## STATED TASK:
Output every line below without omitting or altering anything.

## RECORDS FOR PROCESSING:
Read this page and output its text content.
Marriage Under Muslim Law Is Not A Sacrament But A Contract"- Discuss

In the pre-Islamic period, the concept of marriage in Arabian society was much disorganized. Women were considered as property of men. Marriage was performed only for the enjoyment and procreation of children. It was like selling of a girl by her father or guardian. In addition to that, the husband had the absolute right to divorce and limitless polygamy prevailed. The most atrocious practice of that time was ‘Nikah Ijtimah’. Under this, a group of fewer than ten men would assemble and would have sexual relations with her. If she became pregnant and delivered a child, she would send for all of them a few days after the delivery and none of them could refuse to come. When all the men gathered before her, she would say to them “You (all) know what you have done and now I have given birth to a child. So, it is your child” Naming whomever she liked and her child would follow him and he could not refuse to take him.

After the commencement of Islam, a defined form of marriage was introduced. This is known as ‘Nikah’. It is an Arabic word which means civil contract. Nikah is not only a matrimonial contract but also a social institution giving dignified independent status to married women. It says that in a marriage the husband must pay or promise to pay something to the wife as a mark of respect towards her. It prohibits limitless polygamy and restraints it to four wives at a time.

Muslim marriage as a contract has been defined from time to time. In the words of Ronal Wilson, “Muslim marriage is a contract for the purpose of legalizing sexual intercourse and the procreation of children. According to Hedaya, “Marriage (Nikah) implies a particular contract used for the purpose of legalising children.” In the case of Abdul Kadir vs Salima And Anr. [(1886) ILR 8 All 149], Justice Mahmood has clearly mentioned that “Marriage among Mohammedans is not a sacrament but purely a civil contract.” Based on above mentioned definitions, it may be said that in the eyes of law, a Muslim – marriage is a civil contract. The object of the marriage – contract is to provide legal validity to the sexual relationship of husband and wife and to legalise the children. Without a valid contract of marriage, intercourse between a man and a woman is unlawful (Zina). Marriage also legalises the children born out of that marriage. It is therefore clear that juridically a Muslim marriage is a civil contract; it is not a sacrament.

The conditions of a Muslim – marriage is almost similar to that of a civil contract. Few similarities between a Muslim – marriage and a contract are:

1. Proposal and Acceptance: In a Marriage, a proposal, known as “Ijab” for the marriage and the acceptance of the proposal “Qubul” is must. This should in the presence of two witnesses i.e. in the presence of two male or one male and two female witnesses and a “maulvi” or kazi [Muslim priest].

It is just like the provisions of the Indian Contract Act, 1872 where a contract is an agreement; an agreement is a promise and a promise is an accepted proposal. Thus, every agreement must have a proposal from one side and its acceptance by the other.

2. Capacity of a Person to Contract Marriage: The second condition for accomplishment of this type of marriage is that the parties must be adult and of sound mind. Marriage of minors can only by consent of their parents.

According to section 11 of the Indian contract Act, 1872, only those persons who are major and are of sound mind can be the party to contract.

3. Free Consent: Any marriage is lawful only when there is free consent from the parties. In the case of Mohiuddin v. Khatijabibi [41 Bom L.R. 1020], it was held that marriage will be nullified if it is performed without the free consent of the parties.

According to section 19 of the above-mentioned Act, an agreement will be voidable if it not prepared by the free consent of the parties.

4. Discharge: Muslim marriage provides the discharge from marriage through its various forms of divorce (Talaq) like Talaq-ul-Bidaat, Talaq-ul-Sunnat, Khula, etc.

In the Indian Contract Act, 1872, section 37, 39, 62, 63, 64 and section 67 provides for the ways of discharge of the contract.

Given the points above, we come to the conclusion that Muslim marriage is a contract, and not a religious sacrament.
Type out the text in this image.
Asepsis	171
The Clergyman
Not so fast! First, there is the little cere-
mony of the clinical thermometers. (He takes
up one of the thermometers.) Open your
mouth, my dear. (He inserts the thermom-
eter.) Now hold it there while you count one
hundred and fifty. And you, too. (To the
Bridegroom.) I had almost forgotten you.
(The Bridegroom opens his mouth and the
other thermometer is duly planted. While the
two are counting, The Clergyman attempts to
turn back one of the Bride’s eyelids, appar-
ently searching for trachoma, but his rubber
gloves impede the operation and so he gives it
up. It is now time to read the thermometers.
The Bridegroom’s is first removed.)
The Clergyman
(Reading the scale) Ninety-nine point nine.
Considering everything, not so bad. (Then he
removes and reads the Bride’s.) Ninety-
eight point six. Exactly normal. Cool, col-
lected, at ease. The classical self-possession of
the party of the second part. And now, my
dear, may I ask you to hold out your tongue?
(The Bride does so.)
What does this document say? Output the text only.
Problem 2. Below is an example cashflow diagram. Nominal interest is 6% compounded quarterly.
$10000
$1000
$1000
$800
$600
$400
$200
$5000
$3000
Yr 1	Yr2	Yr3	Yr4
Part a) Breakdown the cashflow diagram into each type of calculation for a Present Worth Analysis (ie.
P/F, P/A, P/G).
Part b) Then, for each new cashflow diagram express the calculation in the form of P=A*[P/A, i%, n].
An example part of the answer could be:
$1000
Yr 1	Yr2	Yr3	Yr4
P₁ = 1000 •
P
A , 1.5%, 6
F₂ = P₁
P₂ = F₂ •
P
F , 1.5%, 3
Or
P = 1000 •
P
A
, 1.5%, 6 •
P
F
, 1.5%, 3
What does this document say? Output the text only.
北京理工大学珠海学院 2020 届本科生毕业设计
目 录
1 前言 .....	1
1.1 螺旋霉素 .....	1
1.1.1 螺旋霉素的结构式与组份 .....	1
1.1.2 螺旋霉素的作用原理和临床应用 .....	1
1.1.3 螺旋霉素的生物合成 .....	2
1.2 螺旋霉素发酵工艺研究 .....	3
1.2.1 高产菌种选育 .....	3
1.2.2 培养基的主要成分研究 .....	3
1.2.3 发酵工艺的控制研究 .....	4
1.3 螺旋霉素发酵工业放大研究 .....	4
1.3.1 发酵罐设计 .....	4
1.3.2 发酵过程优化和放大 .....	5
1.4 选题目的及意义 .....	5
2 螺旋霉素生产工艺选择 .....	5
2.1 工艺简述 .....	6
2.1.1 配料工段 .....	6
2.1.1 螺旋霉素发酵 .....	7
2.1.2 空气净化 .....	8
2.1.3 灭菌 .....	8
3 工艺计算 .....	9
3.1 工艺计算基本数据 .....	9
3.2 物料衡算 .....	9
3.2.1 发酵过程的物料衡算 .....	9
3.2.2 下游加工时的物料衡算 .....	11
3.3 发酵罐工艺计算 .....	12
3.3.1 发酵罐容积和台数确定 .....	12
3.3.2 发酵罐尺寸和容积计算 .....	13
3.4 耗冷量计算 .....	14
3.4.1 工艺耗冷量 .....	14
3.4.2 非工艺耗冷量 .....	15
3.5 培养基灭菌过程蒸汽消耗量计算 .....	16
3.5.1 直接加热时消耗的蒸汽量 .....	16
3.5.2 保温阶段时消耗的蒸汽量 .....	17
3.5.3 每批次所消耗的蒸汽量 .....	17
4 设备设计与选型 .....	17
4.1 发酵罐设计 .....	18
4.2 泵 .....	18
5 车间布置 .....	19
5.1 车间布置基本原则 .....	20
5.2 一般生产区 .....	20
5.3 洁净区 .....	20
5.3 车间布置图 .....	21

## ANSWER TO THE PROBLEM:
Read this page and output its text content.
Marriage Under Muslim Law Is Not A Sacrament But A Contract"- Discuss

In the pre-Islamic period, the concept of marriage in Arabian society was much disorganized. Women were considered as property of men. Marriage was performed only for the enjoyment and procreation of children. It was like selling of a girl by her father or guardian. In addition to that, the husband had the absolute right to divorce and limitless polygamy prevailed. The most atrocious practice of that time was ‘Nikah Ijtimah’. Under this, a group of fewer than ten men would assemble and would have sexual relations with her. If she became pregnant and delivered a child, she would send for all of them a few days after the delivery and none of them could refuse to come. When all the men gathered before her, she would say to them “You (all) know what you have done and now I have given birth to a child. So, it is your child” Naming whomever she liked and her child would follow him and he could not refuse to take him.

After the commencement of Islam, a defined form of marriage was introduced. This is known as ‘Nikah’. It is an Arabic word which means civil contract. Nikah is not only a matrimonial contract but also a social institution giving dignified independent status to married women. It says that in a marriage the husband must pay or promise to pay something to the wife as a mark of respect towards her. It prohibits limitless polygamy and restraints it to four wives at a time.

Muslim marriage as a contract has been defined from time to time. In the words of Ronal Wilson, “Muslim marriage is a contract for the purpose of legalizing sexual intercourse and the procreation of children. According to Hedaya, “Marriage (Nikah) implies a particular contract used for the purpose of legalising children.” In the case of Abdul Kadir vs Salima And Anr. [(1886) ILR 8 All 149], Justice Mahmood has clearly mentioned that “Marriage among Mohammedans is not a sacrament but purely a civil contract.” Based on above mentioned definitions, it may be said that in the eyes of law, a Muslim – marriage is a civil contract. The object of the marriage – contract is to provide legal validity to the sexual relationship of husband and wife and to legalise the children. Without a valid contract of marriage, intercourse between a man and a woman is unlawful (Zina). Marriage also legalises the children born out of that marriage. It is therefore clear that juridically a Muslim marriage is a civil contract; it is not a sacrament.

The conditions of a Muslim – marriage is almost similar to that of a civil contract. Few similarities between a Muslim – marriage and a contract are:

1. Proposal and Acceptance: In a Marriage, a proposal, known as “Ijab” for the marriage and the acceptance of the proposal “Qubul” is must. This should in the presence of two witnesses i.e. in the presence of two male or one male and two female witnesses and a “maulvi” or kazi [Muslim priest].

It is just like the provisions of the Indian Contract Act, 1872 where a contract is an agreement; an agreement is a promise and a promise is an accepted proposal. Thus, every agreement must have a proposal from one side and its acceptance by the other.

2. Capacity of a Person to Contract Marriage: The second condition for accomplishment of this type of marriage is that the parties must be adult and of sound mind. Marriage of minors can only by consent of their parents.

According to section 11 of the Indian contract Act, 1872, only those persons who are major and are of sound mind can be the party to contract.

3. Free Consent: Any marriage is lawful only when there is free consent from the parties. In the case of Mohiuddin v. Khatijabibi [41 Bom L.R. 1020], it was held that marriage will be nullified if it is performed without the free consent of the parties.

According to section 19 of the above-mentioned Act, an agreement will be voidable if it not prepared by the free consent of the parties.

4. Discharge: Muslim marriage provides the discharge from marriage through its various forms of divorce (Talaq) like Talaq-ul-Bidaat, Talaq-ul-Sunnat, Khula, etc.

In the Indian Contract Act, 1872, section 37, 39, 62, 63, 64 and section 67 provides for the ways of discharge of the contract.

Given the points above, we come to the conclusion that Muslim marriage is a contract, and not a religious sacrament.
Type out the text in this image.
Asepsis	171
The Clergyman
Not so fast! First, there is the little cere-
mony of the clinical thermometers. (He takes
up one of the thermometers.) Open your
mouth, my dear. (He inserts the thermom-
eter.) Now hold it there while you count one
hundred and fifty. And you, too. (To the
Bridegroom.) I had almost forgotten you.
(The Bridegroom opens his mouth and the
other thermometer is duly planted. While the
two are counting, The Clergyman attempts to
turn back one of the Bride’s eyelids, appar-
ently searching for trachoma, but his rubber
gloves impede the operation and so he gives it
up. It is now time to read the thermometers.
The Bridegroom’s is first removed.)
The Clergyman
(Reading the scale) Ninety-nine point nine.
Considering everything, not so bad. (Then he
removes and reads the Bride’s.) Ninety-
eight point six. Exactly normal. Cool, col-
lected, at ease. The classical self-possession of
the party of the second part. And now, my
dear, may I ask you to hold out your tongue?
(The Bride does so.)
What does this document say? Output the text only.
Problem 2. Below is an example cashflow diagram. Nominal interest is 6% compounded quarterly.
$10000
$1000
$1000
$800
$600
$400
$200
$5000
$3000
Yr 1	Yr2	Yr3	Yr4
Part a) Breakdown the cashflow diagram into each type of calculation for a Present Worth Analysis (ie.
P/F, P/A, P/G).
Part b) Then, for each new cashflow diagram express the calculation in the form of P=A*[P/A, i%, n].
An example part of the answer could be:
$1000
Yr 1	Yr2	Yr3	Yr4
P₁ = 1000 •
P
A , 1.5%, 6
F₂ = P₁
P₂ = F₂ •
P
F , 1.5%, 3
Or
P = 1000 •
P
A
, 1.5%, 6 •
P
F
, 1.5%, 3
What does this document say? Output the text only.
北京理工大学珠海学院 2020 届本科生毕业设计
目 录
1 前言 .....	1
1.1 螺旋霉素 .....	1
1.1.1 螺旋霉素的结构式与组份 .....	1
1.1.2 螺旋霉素的作用原理和临床应用 .....	1
1.1.3 螺旋霉素的生物合成 .....	2
1.2 螺旋霉素发酵工艺研究 .....	3
1.2.1 高产菌种选育 .....	3
1.2.2 培养基的主要成分研究 .....	3
1.2.3 发酵工艺的控制研究 .....	4
1.3 螺旋霉素发酵工业放大研究 .....	4
1.3.1 发酵罐设计 .....	4
1.3.2 发酵过程优化和放大 .....	5
1.4 选题目的及意义 .....	5
2 螺旋霉素生产工艺选择 .....	5
2.1 工艺简述 .....	6
2.1.1 配料工段 .....	6
2.1.1 螺旋霉素发酵 .....	7
2.1.2 空气净化 .....	8
2.1.3 灭菌 .....	8
3 工艺计算 .....	9
3.1 工艺计算基本数据 .....	9
3.2 物料衡算 .....	9
3.2.1 发酵过程的物料衡算 .....	9
3.2.2 下游加工时的物料衡算 .....	11
3.3 发酵罐工艺计算 .....	12
3.3.1 发酵罐容积和台数确定 .....	12
3.3.2 发酵罐尺寸和容积计算 .....	13
3.4 耗冷量计算 .....	14
3.4.1 工艺耗冷量 .....	14
3.4.2 非工艺耗冷量 .....	15
3.5 培养基灭菌过程蒸汽消耗量计算 .....	16
3.5.1 直接加热时消耗的蒸汽量 .....	16
3.5.2 保温阶段时消耗的蒸汽量 .....	17
3.5.3 每批次所消耗的蒸汽量 .....	17
4 设备设计与选型 .....	17
4.1 发酵罐设计 .....	18
4.2 泵 .....	18
5 车间布置 .....	19
5.1 车间布置基本原则 .....	20
5.2 一般生产区 .....	20
5.3 洁净区 .....	20
5.3 车间布置图 .....	21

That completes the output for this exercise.